-- What the task requires --
Please transcribe the records precisely; pictures stay out of your copy.

-- Listed records --
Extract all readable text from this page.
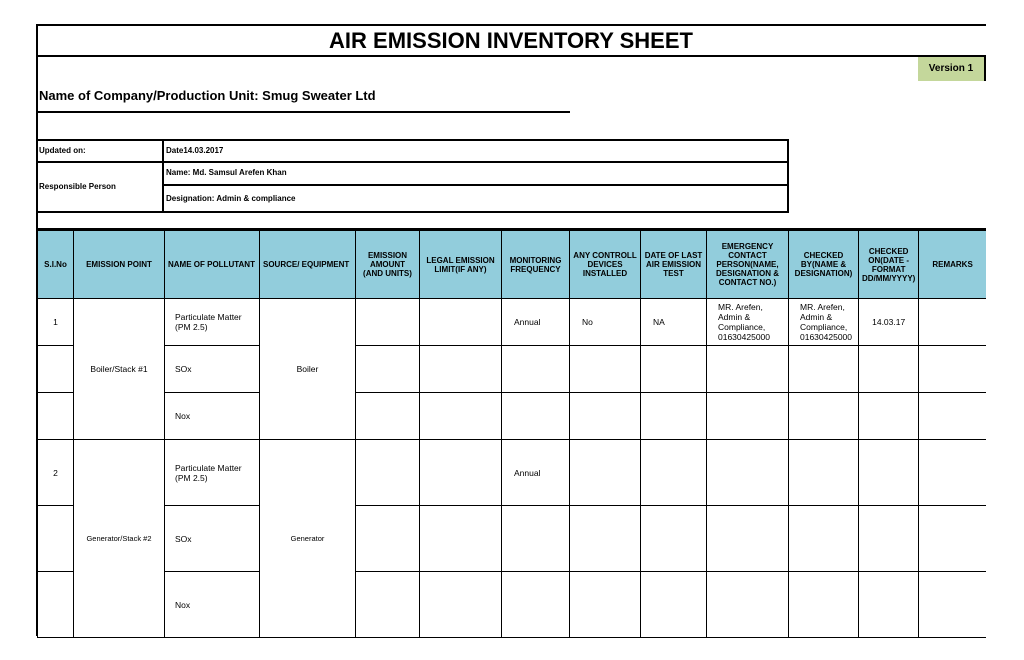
AIR EMISSION INVENTORY SHEET
Version 1
Name of Company/Production Unit: Smug Sweater Ltd
Updated on:	Date14.03.2017
Responsible Person
Name: Md. Samsul Arefen Khan
Designation: Admin & compliance
S.I.No	EMISSION POINT	NAME OF POLLUTANT	SOURCE/ EQUIPMENT	EMISSION AMOUNT (AND UNITS)	LEGAL EMISSION LIMIT(IF ANY)	MONITORING FREQUENCY	ANY CONTROLL DEVICES INSTALLED	DATE OF LAST AIR EMISSION TEST	EMERGENCY CONTACT PERSON(NAME, DESIGNATION & CONTACT NO.)	CHECKED BY(NAME & DESIGNATION)	CHECKED ON(DATE - FORMAT DD/MM/YYYY)	REMARKS
1	Boiler/Stack #1	Particulate Matter (PM 2.5)	Boiler			Annual	No	NA	MR. Arefen, Admin & Compliance, 01630425000	MR. Arefen, Admin & Compliance, 01630425000	14.03.17	
		SOx										
		Nox										
2	Generator/Stack #2	Particulate Matter (PM 2.5)	Generator			Annual						
		SOx										
		Nox										
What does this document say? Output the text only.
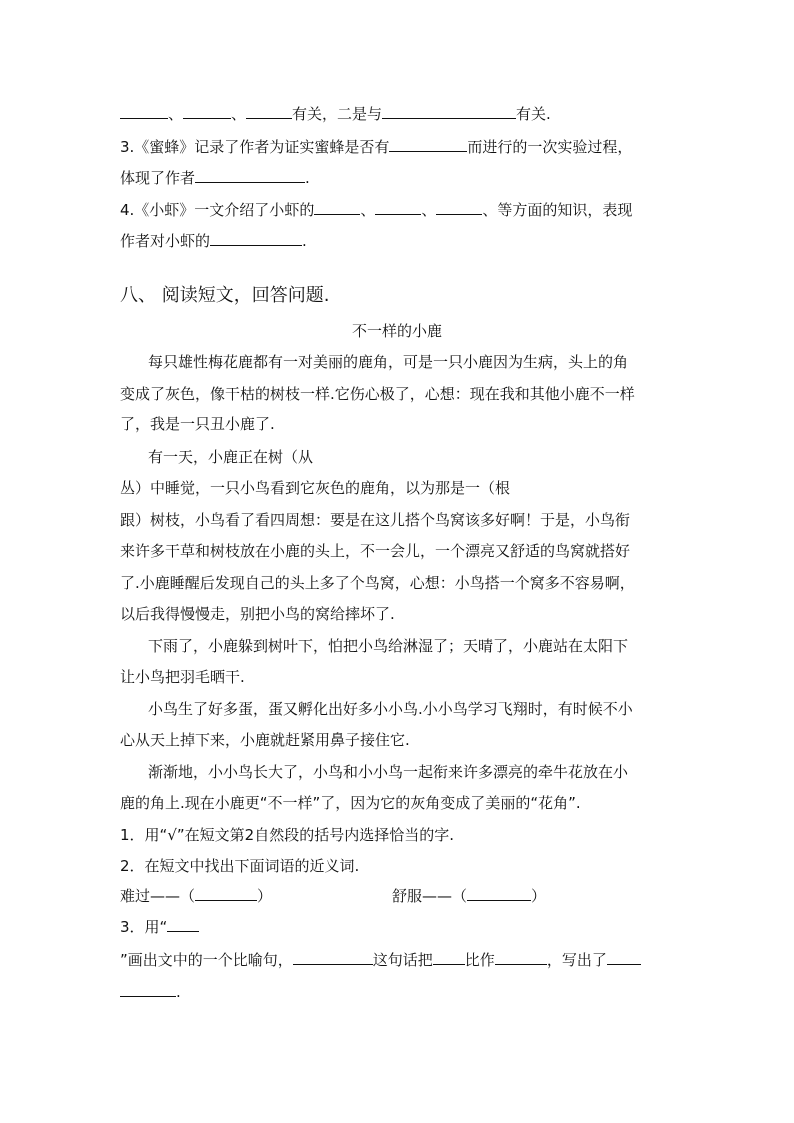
、	、	有关，二是与	有关.
3.《蜜蜂》记录了作者为证实蜜蜂是否有	而进行的一次实验过程，
体现了作者	.
4.《小虾》一文介绍了小虾的	、	、	、等方面的知识，表现
作者对小虾的	.
八、 阅读短文，回答问题.
不一样的小鹿
每只雄性梅花鹿都有一对美丽的鹿角，可是一只小鹿因为生病，头上的角
变成了灰色，像干枯的树枝一样.它伤心极了，心想：现在我和其他小鹿不一样
了，我是一只丑小鹿了.
有一天，小鹿正在树（从
丛）中睡觉，一只小鸟看到它灰色的鹿角，以为那是一（根
跟）树枝，小鸟看了看四周想：要是在这儿搭个鸟窝该多好啊！于是，小鸟衔
来许多干草和树枝放在小鹿的头上，不一会儿，一个漂亮又舒适的鸟窝就搭好
了.小鹿睡醒后发现自己的头上多了个鸟窝，心想：小鸟搭一个窝多不容易啊，
以后我得慢慢走，别把小鸟的窝给摔坏了.
下雨了，小鹿躲到树叶下，怕把小鸟给淋湿了；天晴了，小鹿站在太阳下
让小鸟把羽毛晒干.
小鸟生了好多蛋，蛋又孵化出好多小小鸟.小小鸟学习飞翔时，有时候不小
心从天上掉下来，小鹿就赶紧用鼻子接住它.
渐渐地，小小鸟长大了，小鸟和小小鸟一起衔来许多漂亮的牵牛花放在小
鹿的角上.现在小鹿更“不一样”了，因为它的灰角变成了美丽的“花角”.
1．用“√”在短文第2自然段的括号内选择恰当的字.
2．在短文中找出下面词语的近义词.
难过——（	）	舒服——（	）
3．用“
”画出文中的一个比喻句，	这句话把 比作	，写出了
.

-- Task response --
Extract all readable text from this page.
AIR EMISSION INVENTORY SHEET
Version 1
Name of Company/Production Unit: Smug Sweater Ltd
Updated on:	Date14.03.2017
Responsible Person
Name: Md. Samsul Arefen Khan
Designation: Admin & compliance
S.I.No	EMISSION POINT	NAME OF POLLUTANT	SOURCE/ EQUIPMENT	EMISSION AMOUNT (AND UNITS)	LEGAL EMISSION LIMIT(IF ANY)	MONITORING FREQUENCY	ANY CONTROLL DEVICES INSTALLED	DATE OF LAST AIR EMISSION TEST	EMERGENCY CONTACT PERSON(NAME, DESIGNATION & CONTACT NO.)	CHECKED BY(NAME & DESIGNATION)	CHECKED ON(DATE - FORMAT DD/MM/YYYY)	REMARKS
1	Boiler/Stack #1	Particulate Matter (PM 2.5)	Boiler			Annual	No	NA	MR. Arefen, Admin & Compliance, 01630425000	MR. Arefen, Admin & Compliance, 01630425000	14.03.17	
		SOx										
		Nox										
2	Generator/Stack #2	Particulate Matter (PM 2.5)	Generator			Annual						
		SOx										
		Nox										
What does this document say? Output the text only.
、	、	有关，二是与	有关.
3.《蜜蜂》记录了作者为证实蜜蜂是否有	而进行的一次实验过程，
体现了作者	.
4.《小虾》一文介绍了小虾的	、	、	、等方面的知识，表现
作者对小虾的	.
八、 阅读短文，回答问题.
不一样的小鹿
每只雄性梅花鹿都有一对美丽的鹿角，可是一只小鹿因为生病，头上的角
变成了灰色，像干枯的树枝一样.它伤心极了，心想：现在我和其他小鹿不一样
了，我是一只丑小鹿了.
有一天，小鹿正在树（从
丛）中睡觉，一只小鸟看到它灰色的鹿角，以为那是一（根
跟）树枝，小鸟看了看四周想：要是在这儿搭个鸟窝该多好啊！于是，小鸟衔
来许多干草和树枝放在小鹿的头上，不一会儿，一个漂亮又舒适的鸟窝就搭好
了.小鹿睡醒后发现自己的头上多了个鸟窝，心想：小鸟搭一个窝多不容易啊，
以后我得慢慢走，别把小鸟的窝给摔坏了.
下雨了，小鹿躲到树叶下，怕把小鸟给淋湿了；天晴了，小鹿站在太阳下
让小鸟把羽毛晒干.
小鸟生了好多蛋，蛋又孵化出好多小小鸟.小小鸟学习飞翔时，有时候不小
心从天上掉下来，小鹿就赶紧用鼻子接住它.
渐渐地，小小鸟长大了，小鸟和小小鸟一起衔来许多漂亮的牵牛花放在小
鹿的角上.现在小鹿更“不一样”了，因为它的灰角变成了美丽的“花角”.
1．用“√”在短文第2自然段的括号内选择恰当的字.
2．在短文中找出下面词语的近义词.
难过——（	）	舒服——（	）
3．用“
”画出文中的一个比喻句，	这句话把 比作	，写出了
.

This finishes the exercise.